## Short problem
The records are to be restated in their entirety, word for word.

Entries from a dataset
^^^^^^^^^^^^^^^^

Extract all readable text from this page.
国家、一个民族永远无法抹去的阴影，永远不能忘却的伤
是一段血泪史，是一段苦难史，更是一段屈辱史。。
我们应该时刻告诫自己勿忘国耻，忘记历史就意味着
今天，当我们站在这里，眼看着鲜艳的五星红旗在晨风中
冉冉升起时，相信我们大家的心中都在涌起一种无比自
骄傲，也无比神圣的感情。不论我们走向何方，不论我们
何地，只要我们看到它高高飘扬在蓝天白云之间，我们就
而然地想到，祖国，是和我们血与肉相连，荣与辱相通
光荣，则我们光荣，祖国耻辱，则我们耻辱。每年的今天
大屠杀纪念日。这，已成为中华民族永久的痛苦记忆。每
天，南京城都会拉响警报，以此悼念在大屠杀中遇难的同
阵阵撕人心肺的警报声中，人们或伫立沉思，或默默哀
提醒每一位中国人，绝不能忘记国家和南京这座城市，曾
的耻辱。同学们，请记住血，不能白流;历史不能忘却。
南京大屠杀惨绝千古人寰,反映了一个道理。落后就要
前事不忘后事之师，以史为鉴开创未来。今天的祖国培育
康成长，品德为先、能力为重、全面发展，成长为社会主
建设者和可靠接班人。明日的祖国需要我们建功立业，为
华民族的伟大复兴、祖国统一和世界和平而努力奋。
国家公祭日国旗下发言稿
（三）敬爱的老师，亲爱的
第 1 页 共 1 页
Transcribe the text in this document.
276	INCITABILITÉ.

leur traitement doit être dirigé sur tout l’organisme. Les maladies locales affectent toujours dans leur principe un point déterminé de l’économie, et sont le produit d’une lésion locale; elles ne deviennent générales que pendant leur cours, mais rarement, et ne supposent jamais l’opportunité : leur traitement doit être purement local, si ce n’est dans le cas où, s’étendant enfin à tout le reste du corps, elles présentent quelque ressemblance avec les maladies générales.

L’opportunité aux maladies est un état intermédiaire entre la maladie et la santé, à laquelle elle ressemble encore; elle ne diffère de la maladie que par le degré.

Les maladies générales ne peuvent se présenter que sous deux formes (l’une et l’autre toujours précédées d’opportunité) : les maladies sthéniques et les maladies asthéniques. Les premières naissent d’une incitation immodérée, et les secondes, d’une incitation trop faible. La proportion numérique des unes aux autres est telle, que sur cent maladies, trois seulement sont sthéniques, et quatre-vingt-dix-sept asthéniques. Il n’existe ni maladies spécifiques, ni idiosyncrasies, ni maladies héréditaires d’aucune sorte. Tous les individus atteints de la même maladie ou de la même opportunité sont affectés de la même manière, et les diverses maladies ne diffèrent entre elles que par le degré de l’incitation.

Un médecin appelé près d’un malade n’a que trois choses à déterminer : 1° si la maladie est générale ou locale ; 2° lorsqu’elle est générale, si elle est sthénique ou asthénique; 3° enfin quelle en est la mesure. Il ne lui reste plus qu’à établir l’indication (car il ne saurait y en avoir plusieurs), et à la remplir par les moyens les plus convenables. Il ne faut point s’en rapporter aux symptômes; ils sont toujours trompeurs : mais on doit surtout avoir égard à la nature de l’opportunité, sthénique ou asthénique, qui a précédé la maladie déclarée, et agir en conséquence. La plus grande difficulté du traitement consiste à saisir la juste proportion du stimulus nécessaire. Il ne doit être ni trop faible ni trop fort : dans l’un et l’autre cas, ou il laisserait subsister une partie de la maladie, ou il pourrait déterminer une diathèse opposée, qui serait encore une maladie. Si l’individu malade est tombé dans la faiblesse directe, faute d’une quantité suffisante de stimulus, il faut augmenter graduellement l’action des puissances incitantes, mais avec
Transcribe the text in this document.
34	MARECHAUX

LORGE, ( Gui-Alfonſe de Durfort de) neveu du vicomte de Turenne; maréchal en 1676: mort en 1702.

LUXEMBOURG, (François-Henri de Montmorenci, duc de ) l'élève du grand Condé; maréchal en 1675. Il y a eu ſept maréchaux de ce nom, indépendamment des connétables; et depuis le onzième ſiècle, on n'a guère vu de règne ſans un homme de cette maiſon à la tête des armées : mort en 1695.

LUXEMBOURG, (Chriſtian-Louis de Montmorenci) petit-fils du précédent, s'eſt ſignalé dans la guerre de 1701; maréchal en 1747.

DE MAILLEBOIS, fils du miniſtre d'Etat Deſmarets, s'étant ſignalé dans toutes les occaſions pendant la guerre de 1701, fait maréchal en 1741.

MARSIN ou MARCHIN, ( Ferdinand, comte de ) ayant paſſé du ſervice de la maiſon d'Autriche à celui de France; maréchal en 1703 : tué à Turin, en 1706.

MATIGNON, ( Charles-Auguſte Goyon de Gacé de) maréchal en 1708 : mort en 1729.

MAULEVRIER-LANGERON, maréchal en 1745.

^^^^^^^^^^^^^^^^

## Right answer
Extract all readable text from this page.
国家、一个民族永远无法抹去的阴影，永远不能忘却的伤
是一段血泪史，是一段苦难史，更是一段屈辱史。。
我们应该时刻告诫自己勿忘国耻，忘记历史就意味着
今天，当我们站在这里，眼看着鲜艳的五星红旗在晨风中
冉冉升起时，相信我们大家的心中都在涌起一种无比自
骄傲，也无比神圣的感情。不论我们走向何方，不论我们
何地，只要我们看到它高高飘扬在蓝天白云之间，我们就
而然地想到，祖国，是和我们血与肉相连，荣与辱相通
光荣，则我们光荣，祖国耻辱，则我们耻辱。每年的今天
大屠杀纪念日。这，已成为中华民族永久的痛苦记忆。每
天，南京城都会拉响警报，以此悼念在大屠杀中遇难的同
阵阵撕人心肺的警报声中，人们或伫立沉思，或默默哀
提醒每一位中国人，绝不能忘记国家和南京这座城市，曾
的耻辱。同学们，请记住血，不能白流;历史不能忘却。
南京大屠杀惨绝千古人寰,反映了一个道理。落后就要
前事不忘后事之师，以史为鉴开创未来。今天的祖国培育
康成长，品德为先、能力为重、全面发展，成长为社会主
建设者和可靠接班人。明日的祖国需要我们建功立业，为
华民族的伟大复兴、祖国统一和世界和平而努力奋。
国家公祭日国旗下发言稿
（三）敬爱的老师，亲爱的
第 1 页 共 1 页
Transcribe the text in this document.
276	INCITABILITÉ.

leur traitement doit être dirigé sur tout l’organisme. Les maladies locales affectent toujours dans leur principe un point déterminé de l’économie, et sont le produit d’une lésion locale; elles ne deviennent générales que pendant leur cours, mais rarement, et ne supposent jamais l’opportunité : leur traitement doit être purement local, si ce n’est dans le cas où, s’étendant enfin à tout le reste du corps, elles présentent quelque ressemblance avec les maladies générales.

L’opportunité aux maladies est un état intermédiaire entre la maladie et la santé, à laquelle elle ressemble encore; elle ne diffère de la maladie que par le degré.

Les maladies générales ne peuvent se présenter que sous deux formes (l’une et l’autre toujours précédées d’opportunité) : les maladies sthéniques et les maladies asthéniques. Les premières naissent d’une incitation immodérée, et les secondes, d’une incitation trop faible. La proportion numérique des unes aux autres est telle, que sur cent maladies, trois seulement sont sthéniques, et quatre-vingt-dix-sept asthéniques. Il n’existe ni maladies spécifiques, ni idiosyncrasies, ni maladies héréditaires d’aucune sorte. Tous les individus atteints de la même maladie ou de la même opportunité sont affectés de la même manière, et les diverses maladies ne diffèrent entre elles que par le degré de l’incitation.

Un médecin appelé près d’un malade n’a que trois choses à déterminer : 1° si la maladie est générale ou locale ; 2° lorsqu’elle est générale, si elle est sthénique ou asthénique; 3° enfin quelle en est la mesure. Il ne lui reste plus qu’à établir l’indication (car il ne saurait y en avoir plusieurs), et à la remplir par les moyens les plus convenables. Il ne faut point s’en rapporter aux symptômes; ils sont toujours trompeurs : mais on doit surtout avoir égard à la nature de l’opportunité, sthénique ou asthénique, qui a précédé la maladie déclarée, et agir en conséquence. La plus grande difficulté du traitement consiste à saisir la juste proportion du stimulus nécessaire. Il ne doit être ni trop faible ni trop fort : dans l’un et l’autre cas, ou il laisserait subsister une partie de la maladie, ou il pourrait déterminer une diathèse opposée, qui serait encore une maladie. Si l’individu malade est tombé dans la faiblesse directe, faute d’une quantité suffisante de stimulus, il faut augmenter graduellement l’action des puissances incitantes, mais avec
Transcribe the text in this document.
34	MARECHAUX

LORGE, ( Gui-Alfonſe de Durfort de) neveu du vicomte de Turenne; maréchal en 1676: mort en 1702.

LUXEMBOURG, (François-Henri de Montmorenci, duc de ) l'élève du grand Condé; maréchal en 1675. Il y a eu ſept maréchaux de ce nom, indépendamment des connétables; et depuis le onzième ſiècle, on n'a guère vu de règne ſans un homme de cette maiſon à la tête des armées : mort en 1695.

LUXEMBOURG, (Chriſtian-Louis de Montmorenci) petit-fils du précédent, s'eſt ſignalé dans la guerre de 1701; maréchal en 1747.

DE MAILLEBOIS, fils du miniſtre d'Etat Deſmarets, s'étant ſignalé dans toutes les occaſions pendant la guerre de 1701, fait maréchal en 1741.

MARSIN ou MARCHIN, ( Ferdinand, comte de ) ayant paſſé du ſervice de la maiſon d'Autriche à celui de France; maréchal en 1703 : tué à Turin, en 1706.

MATIGNON, ( Charles-Auguſte Goyon de Gacé de) maréchal en 1708 : mort en 1729.

MAULEVRIER-LANGERON, maréchal en 1745.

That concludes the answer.